EXERCISE DETAILS: The whole listing below should be retyped exactly, without any images.

AVAILABLE DATA:
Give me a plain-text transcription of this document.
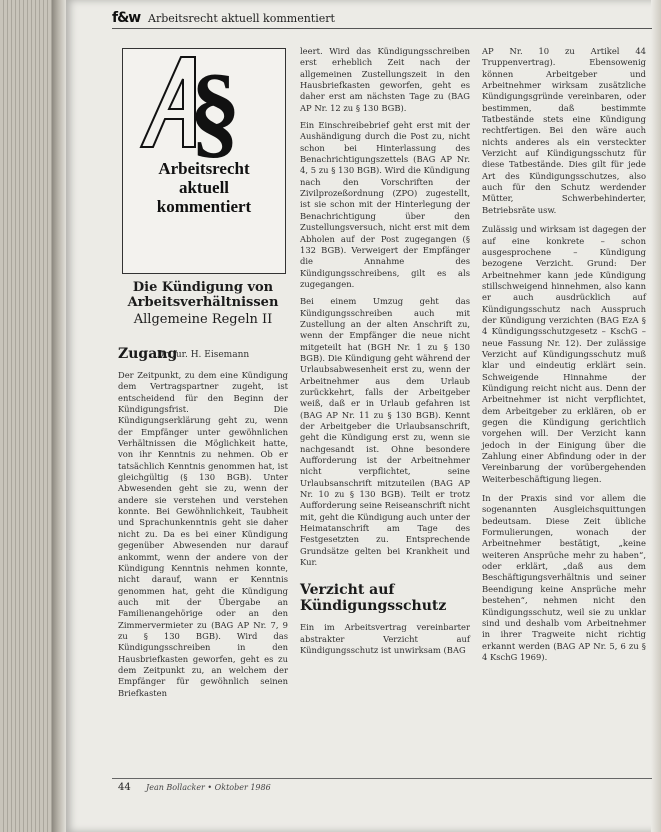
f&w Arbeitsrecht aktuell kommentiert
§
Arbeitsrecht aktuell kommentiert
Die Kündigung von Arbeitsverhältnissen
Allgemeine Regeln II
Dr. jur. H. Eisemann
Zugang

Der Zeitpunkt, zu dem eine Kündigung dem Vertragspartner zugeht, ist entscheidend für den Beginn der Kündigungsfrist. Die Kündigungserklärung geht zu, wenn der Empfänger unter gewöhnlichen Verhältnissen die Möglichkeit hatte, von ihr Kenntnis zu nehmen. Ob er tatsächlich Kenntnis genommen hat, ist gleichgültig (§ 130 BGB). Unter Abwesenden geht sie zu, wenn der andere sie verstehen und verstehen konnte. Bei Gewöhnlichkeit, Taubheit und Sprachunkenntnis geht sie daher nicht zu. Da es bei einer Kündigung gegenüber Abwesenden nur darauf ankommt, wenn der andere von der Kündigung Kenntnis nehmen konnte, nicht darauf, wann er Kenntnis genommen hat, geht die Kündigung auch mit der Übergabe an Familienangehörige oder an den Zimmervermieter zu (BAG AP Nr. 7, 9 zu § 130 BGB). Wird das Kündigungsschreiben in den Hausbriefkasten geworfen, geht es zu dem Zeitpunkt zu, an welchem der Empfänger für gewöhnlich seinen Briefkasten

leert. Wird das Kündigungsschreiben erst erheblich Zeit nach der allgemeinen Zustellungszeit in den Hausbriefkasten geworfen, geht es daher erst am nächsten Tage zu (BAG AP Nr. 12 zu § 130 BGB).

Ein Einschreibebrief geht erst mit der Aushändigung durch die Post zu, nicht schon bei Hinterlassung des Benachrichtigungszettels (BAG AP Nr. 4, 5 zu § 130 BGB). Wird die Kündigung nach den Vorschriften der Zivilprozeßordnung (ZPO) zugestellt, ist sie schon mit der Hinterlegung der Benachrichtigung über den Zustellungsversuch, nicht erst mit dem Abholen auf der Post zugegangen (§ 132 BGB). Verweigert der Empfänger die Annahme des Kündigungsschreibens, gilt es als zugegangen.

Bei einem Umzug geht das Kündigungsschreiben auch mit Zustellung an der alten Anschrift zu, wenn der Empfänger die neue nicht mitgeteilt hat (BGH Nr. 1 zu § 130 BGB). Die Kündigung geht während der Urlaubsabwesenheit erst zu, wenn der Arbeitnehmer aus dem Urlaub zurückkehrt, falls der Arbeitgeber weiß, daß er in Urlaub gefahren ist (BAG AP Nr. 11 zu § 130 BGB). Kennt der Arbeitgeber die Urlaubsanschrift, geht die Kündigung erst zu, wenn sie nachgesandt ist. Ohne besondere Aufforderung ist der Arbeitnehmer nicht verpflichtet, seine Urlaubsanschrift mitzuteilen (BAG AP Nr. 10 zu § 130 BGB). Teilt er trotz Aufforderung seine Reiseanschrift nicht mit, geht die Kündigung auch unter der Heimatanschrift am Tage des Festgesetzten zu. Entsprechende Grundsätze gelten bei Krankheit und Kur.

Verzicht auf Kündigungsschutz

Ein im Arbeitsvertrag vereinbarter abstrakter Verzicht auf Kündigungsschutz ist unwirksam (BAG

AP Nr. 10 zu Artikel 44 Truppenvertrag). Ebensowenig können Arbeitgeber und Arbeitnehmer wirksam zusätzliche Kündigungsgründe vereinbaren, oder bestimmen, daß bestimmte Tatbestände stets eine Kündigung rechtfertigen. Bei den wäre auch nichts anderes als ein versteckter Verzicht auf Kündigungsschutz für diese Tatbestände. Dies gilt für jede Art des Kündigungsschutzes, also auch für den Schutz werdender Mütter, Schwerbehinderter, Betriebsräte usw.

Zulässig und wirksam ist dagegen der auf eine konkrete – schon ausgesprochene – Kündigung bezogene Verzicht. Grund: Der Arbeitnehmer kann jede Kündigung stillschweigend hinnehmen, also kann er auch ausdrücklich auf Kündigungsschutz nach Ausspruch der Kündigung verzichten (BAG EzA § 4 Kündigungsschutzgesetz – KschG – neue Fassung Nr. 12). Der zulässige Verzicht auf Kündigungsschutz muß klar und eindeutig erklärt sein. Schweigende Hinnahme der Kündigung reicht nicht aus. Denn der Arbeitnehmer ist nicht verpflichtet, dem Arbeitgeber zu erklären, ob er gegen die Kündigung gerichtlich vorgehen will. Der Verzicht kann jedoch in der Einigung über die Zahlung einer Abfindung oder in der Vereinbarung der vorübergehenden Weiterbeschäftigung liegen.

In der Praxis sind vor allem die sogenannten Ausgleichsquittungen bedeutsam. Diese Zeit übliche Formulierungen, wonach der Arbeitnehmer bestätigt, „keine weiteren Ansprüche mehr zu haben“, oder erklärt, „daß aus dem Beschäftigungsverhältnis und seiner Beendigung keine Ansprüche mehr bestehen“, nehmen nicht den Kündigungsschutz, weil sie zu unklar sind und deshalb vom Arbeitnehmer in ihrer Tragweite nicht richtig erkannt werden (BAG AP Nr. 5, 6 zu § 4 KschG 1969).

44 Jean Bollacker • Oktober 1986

RESPONSE TO THIS TASK:
Give me a plain-text transcription of this document.
f&w Arbeitsrecht aktuell kommentiert
§
Arbeitsrecht aktuell kommentiert
Die Kündigung von Arbeitsverhältnissen
Allgemeine Regeln II
Dr. jur. H. Eisemann
Zugang

Der Zeitpunkt, zu dem eine Kündigung dem Vertragspartner zugeht, ist entscheidend für den Beginn der Kündigungsfrist. Die Kündigungserklärung geht zu, wenn der Empfänger unter gewöhnlichen Verhältnissen die Möglichkeit hatte, von ihr Kenntnis zu nehmen. Ob er tatsächlich Kenntnis genommen hat, ist gleichgültig (§ 130 BGB). Unter Abwesenden geht sie zu, wenn der andere sie verstehen und verstehen konnte. Bei Gewöhnlichkeit, Taubheit und Sprachunkenntnis geht sie daher nicht zu. Da es bei einer Kündigung gegenüber Abwesenden nur darauf ankommt, wenn der andere von der Kündigung Kenntnis nehmen konnte, nicht darauf, wann er Kenntnis genommen hat, geht die Kündigung auch mit der Übergabe an Familienangehörige oder an den Zimmervermieter zu (BAG AP Nr. 7, 9 zu § 130 BGB). Wird das Kündigungsschreiben in den Hausbriefkasten geworfen, geht es zu dem Zeitpunkt zu, an welchem der Empfänger für gewöhnlich seinen Briefkasten

leert. Wird das Kündigungsschreiben erst erheblich Zeit nach der allgemeinen Zustellungszeit in den Hausbriefkasten geworfen, geht es daher erst am nächsten Tage zu (BAG AP Nr. 12 zu § 130 BGB).

Ein Einschreibebrief geht erst mit der Aushändigung durch die Post zu, nicht schon bei Hinterlassung des Benachrichtigungszettels (BAG AP Nr. 4, 5 zu § 130 BGB). Wird die Kündigung nach den Vorschriften der Zivilprozeßordnung (ZPO) zugestellt, ist sie schon mit der Hinterlegung der Benachrichtigung über den Zustellungsversuch, nicht erst mit dem Abholen auf der Post zugegangen (§ 132 BGB). Verweigert der Empfänger die Annahme des Kündigungsschreibens, gilt es als zugegangen.

Bei einem Umzug geht das Kündigungsschreiben auch mit Zustellung an der alten Anschrift zu, wenn der Empfänger die neue nicht mitgeteilt hat (BGH Nr. 1 zu § 130 BGB). Die Kündigung geht während der Urlaubsabwesenheit erst zu, wenn der Arbeitnehmer aus dem Urlaub zurückkehrt, falls der Arbeitgeber weiß, daß er in Urlaub gefahren ist (BAG AP Nr. 11 zu § 130 BGB). Kennt der Arbeitgeber die Urlaubsanschrift, geht die Kündigung erst zu, wenn sie nachgesandt ist. Ohne besondere Aufforderung ist der Arbeitnehmer nicht verpflichtet, seine Urlaubsanschrift mitzuteilen (BAG AP Nr. 10 zu § 130 BGB). Teilt er trotz Aufforderung seine Reiseanschrift nicht mit, geht die Kündigung auch unter der Heimatanschrift am Tage des Festgesetzten zu. Entsprechende Grundsätze gelten bei Krankheit und Kur.

Verzicht auf Kündigungsschutz

Ein im Arbeitsvertrag vereinbarter abstrakter Verzicht auf Kündigungsschutz ist unwirksam (BAG

AP Nr. 10 zu Artikel 44 Truppenvertrag). Ebensowenig können Arbeitgeber und Arbeitnehmer wirksam zusätzliche Kündigungsgründe vereinbaren, oder bestimmen, daß bestimmte Tatbestände stets eine Kündigung rechtfertigen. Bei den wäre auch nichts anderes als ein versteckter Verzicht auf Kündigungsschutz für diese Tatbestände. Dies gilt für jede Art des Kündigungsschutzes, also auch für den Schutz werdender Mütter, Schwerbehinderter, Betriebsräte usw.

Zulässig und wirksam ist dagegen der auf eine konkrete – schon ausgesprochene – Kündigung bezogene Verzicht. Grund: Der Arbeitnehmer kann jede Kündigung stillschweigend hinnehmen, also kann er auch ausdrücklich auf Kündigungsschutz nach Ausspruch der Kündigung verzichten (BAG EzA § 4 Kündigungsschutzgesetz – KschG – neue Fassung Nr. 12). Der zulässige Verzicht auf Kündigungsschutz muß klar und eindeutig erklärt sein. Schweigende Hinnahme der Kündigung reicht nicht aus. Denn der Arbeitnehmer ist nicht verpflichtet, dem Arbeitgeber zu erklären, ob er gegen die Kündigung gerichtlich vorgehen will. Der Verzicht kann jedoch in der Einigung über die Zahlung einer Abfindung oder in der Vereinbarung der vorübergehenden Weiterbeschäftigung liegen.

In der Praxis sind vor allem die sogenannten Ausgleichsquittungen bedeutsam. Diese Zeit übliche Formulierungen, wonach der Arbeitnehmer bestätigt, „keine weiteren Ansprüche mehr zu haben“, oder erklärt, „daß aus dem Beschäftigungsverhältnis und seiner Beendigung keine Ansprüche mehr bestehen“, nehmen nicht den Kündigungsschutz, weil sie zu unklar sind und deshalb vom Arbeitnehmer in ihrer Tragweite nicht richtig erkannt werden (BAG AP Nr. 5, 6 zu § 4 KschG 1969).

44 Jean Bollacker • Oktober 1986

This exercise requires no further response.